[Records from a data collection]
--------------------

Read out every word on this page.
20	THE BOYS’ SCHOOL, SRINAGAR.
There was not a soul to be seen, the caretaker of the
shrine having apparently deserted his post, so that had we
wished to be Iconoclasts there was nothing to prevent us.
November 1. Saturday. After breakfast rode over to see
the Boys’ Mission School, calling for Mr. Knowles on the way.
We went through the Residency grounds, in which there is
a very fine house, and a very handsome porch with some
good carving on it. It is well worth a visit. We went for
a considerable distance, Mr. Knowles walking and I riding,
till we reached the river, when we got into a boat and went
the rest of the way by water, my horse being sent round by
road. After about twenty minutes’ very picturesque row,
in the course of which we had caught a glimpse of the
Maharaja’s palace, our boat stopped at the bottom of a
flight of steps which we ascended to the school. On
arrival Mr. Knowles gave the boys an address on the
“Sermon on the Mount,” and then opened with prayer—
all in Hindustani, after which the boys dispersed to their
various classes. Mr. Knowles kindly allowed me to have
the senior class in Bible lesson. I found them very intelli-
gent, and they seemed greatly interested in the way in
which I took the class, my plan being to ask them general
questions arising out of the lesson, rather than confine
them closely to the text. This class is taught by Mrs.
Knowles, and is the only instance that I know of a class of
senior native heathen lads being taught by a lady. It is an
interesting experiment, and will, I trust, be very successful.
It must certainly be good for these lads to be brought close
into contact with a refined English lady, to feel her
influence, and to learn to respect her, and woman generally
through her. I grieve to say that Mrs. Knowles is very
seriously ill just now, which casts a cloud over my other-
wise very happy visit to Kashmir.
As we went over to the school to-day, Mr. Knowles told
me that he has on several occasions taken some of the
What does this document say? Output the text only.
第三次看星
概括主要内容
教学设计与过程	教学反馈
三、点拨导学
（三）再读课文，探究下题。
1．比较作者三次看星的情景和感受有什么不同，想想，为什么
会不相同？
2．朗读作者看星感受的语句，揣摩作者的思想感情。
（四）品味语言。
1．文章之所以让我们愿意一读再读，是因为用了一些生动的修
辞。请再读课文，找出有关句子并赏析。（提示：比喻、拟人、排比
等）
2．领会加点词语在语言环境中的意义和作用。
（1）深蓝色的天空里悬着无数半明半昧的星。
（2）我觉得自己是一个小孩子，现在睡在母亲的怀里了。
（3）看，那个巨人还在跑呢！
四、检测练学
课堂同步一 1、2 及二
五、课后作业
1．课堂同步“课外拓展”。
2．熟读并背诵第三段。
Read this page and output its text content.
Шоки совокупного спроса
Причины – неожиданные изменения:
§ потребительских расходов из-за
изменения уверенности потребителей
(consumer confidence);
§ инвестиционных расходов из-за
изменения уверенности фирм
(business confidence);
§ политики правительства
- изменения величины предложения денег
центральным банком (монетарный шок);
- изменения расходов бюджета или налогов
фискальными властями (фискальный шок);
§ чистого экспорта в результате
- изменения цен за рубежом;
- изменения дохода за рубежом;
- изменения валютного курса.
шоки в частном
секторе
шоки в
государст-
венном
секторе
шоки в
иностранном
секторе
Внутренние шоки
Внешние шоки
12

--------------------

- **Set task**: Write all of the records out again exactly.

- **Task response**:
Read out every word on this page.
20	THE BOYS’ SCHOOL, SRINAGAR.
There was not a soul to be seen, the caretaker of the
shrine having apparently deserted his post, so that had we
wished to be Iconoclasts there was nothing to prevent us.
November 1. Saturday. After breakfast rode over to see
the Boys’ Mission School, calling for Mr. Knowles on the way.
We went through the Residency grounds, in which there is
a very fine house, and a very handsome porch with some
good carving on it. It is well worth a visit. We went for
a considerable distance, Mr. Knowles walking and I riding,
till we reached the river, when we got into a boat and went
the rest of the way by water, my horse being sent round by
road. After about twenty minutes’ very picturesque row,
in the course of which we had caught a glimpse of the
Maharaja’s palace, our boat stopped at the bottom of a
flight of steps which we ascended to the school. On
arrival Mr. Knowles gave the boys an address on the
“Sermon on the Mount,” and then opened with prayer—
all in Hindustani, after which the boys dispersed to their
various classes. Mr. Knowles kindly allowed me to have
the senior class in Bible lesson. I found them very intelli-
gent, and they seemed greatly interested in the way in
which I took the class, my plan being to ask them general
questions arising out of the lesson, rather than confine
them closely to the text. This class is taught by Mrs.
Knowles, and is the only instance that I know of a class of
senior native heathen lads being taught by a lady. It is an
interesting experiment, and will, I trust, be very successful.
It must certainly be good for these lads to be brought close
into contact with a refined English lady, to feel her
influence, and to learn to respect her, and woman generally
through her. I grieve to say that Mrs. Knowles is very
seriously ill just now, which casts a cloud over my other-
wise very happy visit to Kashmir.
As we went over to the school to-day, Mr. Knowles told
me that he has on several occasions taken some of the
What does this document say? Output the text only.
第三次看星
概括主要内容
教学设计与过程	教学反馈
三、点拨导学
（三）再读课文，探究下题。
1．比较作者三次看星的情景和感受有什么不同，想想，为什么
会不相同？
2．朗读作者看星感受的语句，揣摩作者的思想感情。
（四）品味语言。
1．文章之所以让我们愿意一读再读，是因为用了一些生动的修
辞。请再读课文，找出有关句子并赏析。（提示：比喻、拟人、排比
等）
2．领会加点词语在语言环境中的意义和作用。
（1）深蓝色的天空里悬着无数半明半昧的星。
（2）我觉得自己是一个小孩子，现在睡在母亲的怀里了。
（3）看，那个巨人还在跑呢！
四、检测练学
课堂同步一 1、2 及二
五、课后作业
1．课堂同步“课外拓展”。
2．熟读并背诵第三段。
Read this page and output its text content.
Шоки совокупного спроса
Причины – неожиданные изменения:
§ потребительских расходов из-за
изменения уверенности потребителей
(consumer confidence);
§ инвестиционных расходов из-за
изменения уверенности фирм
(business confidence);
§ политики правительства
- изменения величины предложения денег
центральным банком (монетарный шок);
- изменения расходов бюджета или налогов
фискальными властями (фискальный шок);
§ чистого экспорта в результате
- изменения цен за рубежом;
- изменения дохода за рубежом;
- изменения валютного курса.
шоки в частном
секторе
шоки в
государст-
венном
секторе
шоки в
иностранном
секторе
Внутренние шоки
Внешние шоки
12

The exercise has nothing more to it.